# [What is asked]
Reproduce all entries precisely as they are written.

┄┄┄┄┄┄┄┄┄┄

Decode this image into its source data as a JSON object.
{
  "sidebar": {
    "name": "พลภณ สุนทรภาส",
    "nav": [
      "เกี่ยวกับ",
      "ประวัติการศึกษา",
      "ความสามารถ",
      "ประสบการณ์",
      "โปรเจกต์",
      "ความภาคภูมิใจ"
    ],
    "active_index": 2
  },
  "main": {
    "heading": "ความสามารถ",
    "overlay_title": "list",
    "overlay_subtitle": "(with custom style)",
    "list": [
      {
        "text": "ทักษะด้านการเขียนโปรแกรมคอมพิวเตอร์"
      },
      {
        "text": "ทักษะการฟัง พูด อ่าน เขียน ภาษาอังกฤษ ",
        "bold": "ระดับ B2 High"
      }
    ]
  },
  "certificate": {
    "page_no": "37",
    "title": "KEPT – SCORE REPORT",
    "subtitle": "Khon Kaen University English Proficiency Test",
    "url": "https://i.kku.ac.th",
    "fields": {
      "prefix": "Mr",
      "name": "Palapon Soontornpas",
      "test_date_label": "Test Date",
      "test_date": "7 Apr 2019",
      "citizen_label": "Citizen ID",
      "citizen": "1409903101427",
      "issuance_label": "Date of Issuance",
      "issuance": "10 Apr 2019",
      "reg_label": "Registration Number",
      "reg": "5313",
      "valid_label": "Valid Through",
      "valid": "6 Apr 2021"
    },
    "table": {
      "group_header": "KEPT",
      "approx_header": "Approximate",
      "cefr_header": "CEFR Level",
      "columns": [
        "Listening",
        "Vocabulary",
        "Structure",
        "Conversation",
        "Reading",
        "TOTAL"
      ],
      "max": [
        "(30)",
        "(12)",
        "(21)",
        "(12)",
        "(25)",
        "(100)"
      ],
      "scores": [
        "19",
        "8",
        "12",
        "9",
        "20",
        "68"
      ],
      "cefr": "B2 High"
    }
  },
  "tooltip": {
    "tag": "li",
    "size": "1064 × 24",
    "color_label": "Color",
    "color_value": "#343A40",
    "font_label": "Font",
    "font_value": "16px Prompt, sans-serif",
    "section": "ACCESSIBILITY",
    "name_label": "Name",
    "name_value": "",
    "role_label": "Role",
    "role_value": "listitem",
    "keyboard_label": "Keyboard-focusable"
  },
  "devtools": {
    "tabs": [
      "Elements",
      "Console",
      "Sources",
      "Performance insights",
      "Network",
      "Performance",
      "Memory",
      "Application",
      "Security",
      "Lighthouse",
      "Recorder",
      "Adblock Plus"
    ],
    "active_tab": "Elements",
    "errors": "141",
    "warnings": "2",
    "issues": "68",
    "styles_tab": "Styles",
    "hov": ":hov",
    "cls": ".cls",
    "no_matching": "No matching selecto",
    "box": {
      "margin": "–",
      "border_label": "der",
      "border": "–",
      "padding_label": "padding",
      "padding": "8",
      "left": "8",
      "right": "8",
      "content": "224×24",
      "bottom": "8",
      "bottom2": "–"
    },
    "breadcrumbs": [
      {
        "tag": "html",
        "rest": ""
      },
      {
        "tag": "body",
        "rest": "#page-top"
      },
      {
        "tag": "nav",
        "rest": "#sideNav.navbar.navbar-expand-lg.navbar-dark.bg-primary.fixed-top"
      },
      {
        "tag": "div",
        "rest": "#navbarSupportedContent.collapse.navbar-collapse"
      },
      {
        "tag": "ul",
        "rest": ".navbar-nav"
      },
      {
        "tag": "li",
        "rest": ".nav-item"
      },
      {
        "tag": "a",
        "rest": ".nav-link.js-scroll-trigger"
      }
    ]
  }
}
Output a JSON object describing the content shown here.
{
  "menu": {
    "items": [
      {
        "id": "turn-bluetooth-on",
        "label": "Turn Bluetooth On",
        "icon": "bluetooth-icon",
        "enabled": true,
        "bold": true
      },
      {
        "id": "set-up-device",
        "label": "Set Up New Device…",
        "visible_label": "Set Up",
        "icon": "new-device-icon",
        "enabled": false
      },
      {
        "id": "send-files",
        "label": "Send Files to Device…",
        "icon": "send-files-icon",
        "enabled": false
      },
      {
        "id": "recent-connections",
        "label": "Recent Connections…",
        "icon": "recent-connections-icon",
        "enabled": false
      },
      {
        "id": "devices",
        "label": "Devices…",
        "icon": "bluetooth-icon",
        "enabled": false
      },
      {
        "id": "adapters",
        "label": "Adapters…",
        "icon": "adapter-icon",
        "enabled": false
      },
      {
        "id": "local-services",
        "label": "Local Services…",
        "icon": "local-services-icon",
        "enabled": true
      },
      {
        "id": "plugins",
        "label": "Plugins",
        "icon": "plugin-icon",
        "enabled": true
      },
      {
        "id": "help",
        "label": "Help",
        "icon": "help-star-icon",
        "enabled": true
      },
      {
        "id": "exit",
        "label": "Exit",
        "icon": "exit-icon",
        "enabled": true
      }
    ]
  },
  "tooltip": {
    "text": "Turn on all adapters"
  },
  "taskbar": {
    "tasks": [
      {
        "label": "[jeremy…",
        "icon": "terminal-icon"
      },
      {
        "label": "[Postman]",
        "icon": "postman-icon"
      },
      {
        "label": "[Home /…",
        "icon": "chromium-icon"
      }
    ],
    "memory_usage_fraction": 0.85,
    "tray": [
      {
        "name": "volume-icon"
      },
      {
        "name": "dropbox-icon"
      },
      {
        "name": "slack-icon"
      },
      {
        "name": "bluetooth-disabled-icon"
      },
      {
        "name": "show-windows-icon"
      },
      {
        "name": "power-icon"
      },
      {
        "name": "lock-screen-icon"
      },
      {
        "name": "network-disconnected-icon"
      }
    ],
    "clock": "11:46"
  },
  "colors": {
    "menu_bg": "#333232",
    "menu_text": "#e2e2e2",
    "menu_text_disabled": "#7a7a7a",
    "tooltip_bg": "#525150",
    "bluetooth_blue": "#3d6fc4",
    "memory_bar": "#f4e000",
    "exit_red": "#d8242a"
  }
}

┄┄┄┄┄┄┄┄┄┄

# [Written response]
Decode this image into its source data as a JSON object.
{
  "sidebar": {
    "name": "พลภณ สุนทรภาส",
    "nav": [
      "เกี่ยวกับ",
      "ประวัติการศึกษา",
      "ความสามารถ",
      "ประสบการณ์",
      "โปรเจกต์",
      "ความภาคภูมิใจ"
    ],
    "active_index": 2
  },
  "main": {
    "heading": "ความสามารถ",
    "overlay_title": "list",
    "overlay_subtitle": "(with custom style)",
    "list": [
      {
        "text": "ทักษะด้านการเขียนโปรแกรมคอมพิวเตอร์"
      },
      {
        "text": "ทักษะการฟัง พูด อ่าน เขียน ภาษาอังกฤษ ",
        "bold": "ระดับ B2 High"
      }
    ]
  },
  "certificate": {
    "page_no": "37",
    "title": "KEPT – SCORE REPORT",
    "subtitle": "Khon Kaen University English Proficiency Test",
    "url": "https://i.kku.ac.th",
    "fields": {
      "prefix": "Mr",
      "name": "Palapon Soontornpas",
      "test_date_label": "Test Date",
      "test_date": "7 Apr 2019",
      "citizen_label": "Citizen ID",
      "citizen": "1409903101427",
      "issuance_label": "Date of Issuance",
      "issuance": "10 Apr 2019",
      "reg_label": "Registration Number",
      "reg": "5313",
      "valid_label": "Valid Through",
      "valid": "6 Apr 2021"
    },
    "table": {
      "group_header": "KEPT",
      "approx_header": "Approximate",
      "cefr_header": "CEFR Level",
      "columns": [
        "Listening",
        "Vocabulary",
        "Structure",
        "Conversation",
        "Reading",
        "TOTAL"
      ],
      "max": [
        "(30)",
        "(12)",
        "(21)",
        "(12)",
        "(25)",
        "(100)"
      ],
      "scores": [
        "19",
        "8",
        "12",
        "9",
        "20",
        "68"
      ],
      "cefr": "B2 High"
    }
  },
  "tooltip": {
    "tag": "li",
    "size": "1064 × 24",
    "color_label": "Color",
    "color_value": "#343A40",
    "font_label": "Font",
    "font_value": "16px Prompt, sans-serif",
    "section": "ACCESSIBILITY",
    "name_label": "Name",
    "name_value": "",
    "role_label": "Role",
    "role_value": "listitem",
    "keyboard_label": "Keyboard-focusable"
  },
  "devtools": {
    "tabs": [
      "Elements",
      "Console",
      "Sources",
      "Performance insights",
      "Network",
      "Performance",
      "Memory",
      "Application",
      "Security",
      "Lighthouse",
      "Recorder",
      "Adblock Plus"
    ],
    "active_tab": "Elements",
    "errors": "141",
    "warnings": "2",
    "issues": "68",
    "styles_tab": "Styles",
    "hov": ":hov",
    "cls": ".cls",
    "no_matching": "No matching selecto",
    "box": {
      "margin": "–",
      "border_label": "der",
      "border": "–",
      "padding_label": "padding",
      "padding": "8",
      "left": "8",
      "right": "8",
      "content": "224×24",
      "bottom": "8",
      "bottom2": "–"
    },
    "breadcrumbs": [
      {
        "tag": "html",
        "rest": ""
      },
      {
        "tag": "body",
        "rest": "#page-top"
      },
      {
        "tag": "nav",
        "rest": "#sideNav.navbar.navbar-expand-lg.navbar-dark.bg-primary.fixed-top"
      },
      {
        "tag": "div",
        "rest": "#navbarSupportedContent.collapse.navbar-collapse"
      },
      {
        "tag": "ul",
        "rest": ".navbar-nav"
      },
      {
        "tag": "li",
        "rest": ".nav-item"
      },
      {
        "tag": "a",
        "rest": ".nav-link.js-scroll-trigger"
      }
    ]
  }
}
Output a JSON object describing the content shown here.
{
  "menu": {
    "items": [
      {
        "id": "turn-bluetooth-on",
        "label": "Turn Bluetooth On",
        "icon": "bluetooth-icon",
        "enabled": true,
        "bold": true
      },
      {
        "id": "set-up-device",
        "label": "Set Up New Device…",
        "visible_label": "Set Up",
        "icon": "new-device-icon",
        "enabled": false
      },
      {
        "id": "send-files",
        "label": "Send Files to Device…",
        "icon": "send-files-icon",
        "enabled": false
      },
      {
        "id": "recent-connections",
        "label": "Recent Connections…",
        "icon": "recent-connections-icon",
        "enabled": false
      },
      {
        "id": "devices",
        "label": "Devices…",
        "icon": "bluetooth-icon",
        "enabled": false
      },
      {
        "id": "adapters",
        "label": "Adapters…",
        "icon": "adapter-icon",
        "enabled": false
      },
      {
        "id": "local-services",
        "label": "Local Services…",
        "icon": "local-services-icon",
        "enabled": true
      },
      {
        "id": "plugins",
        "label": "Plugins",
        "icon": "plugin-icon",
        "enabled": true
      },
      {
        "id": "help",
        "label": "Help",
        "icon": "help-star-icon",
        "enabled": true
      },
      {
        "id": "exit",
        "label": "Exit",
        "icon": "exit-icon",
        "enabled": true
      }
    ]
  },
  "tooltip": {
    "text": "Turn on all adapters"
  },
  "taskbar": {
    "tasks": [
      {
        "label": "[jeremy…",
        "icon": "terminal-icon"
      },
      {
        "label": "[Postman]",
        "icon": "postman-icon"
      },
      {
        "label": "[Home /…",
        "icon": "chromium-icon"
      }
    ],
    "memory_usage_fraction": 0.85,
    "tray": [
      {
        "name": "volume-icon"
      },
      {
        "name": "dropbox-icon"
      },
      {
        "name": "slack-icon"
      },
      {
        "name": "bluetooth-disabled-icon"
      },
      {
        "name": "show-windows-icon"
      },
      {
        "name": "power-icon"
      },
      {
        "name": "lock-screen-icon"
      },
      {
        "name": "network-disconnected-icon"
      }
    ],
    "clock": "11:46"
  },
  "colors": {
    "menu_bg": "#333232",
    "menu_text": "#e2e2e2",
    "menu_text_disabled": "#7a7a7a",
    "tooltip_bg": "#525150",
    "bluetooth_blue": "#3d6fc4",
    "memory_bar": "#f4e000",
    "exit_red": "#d8242a"
  }
}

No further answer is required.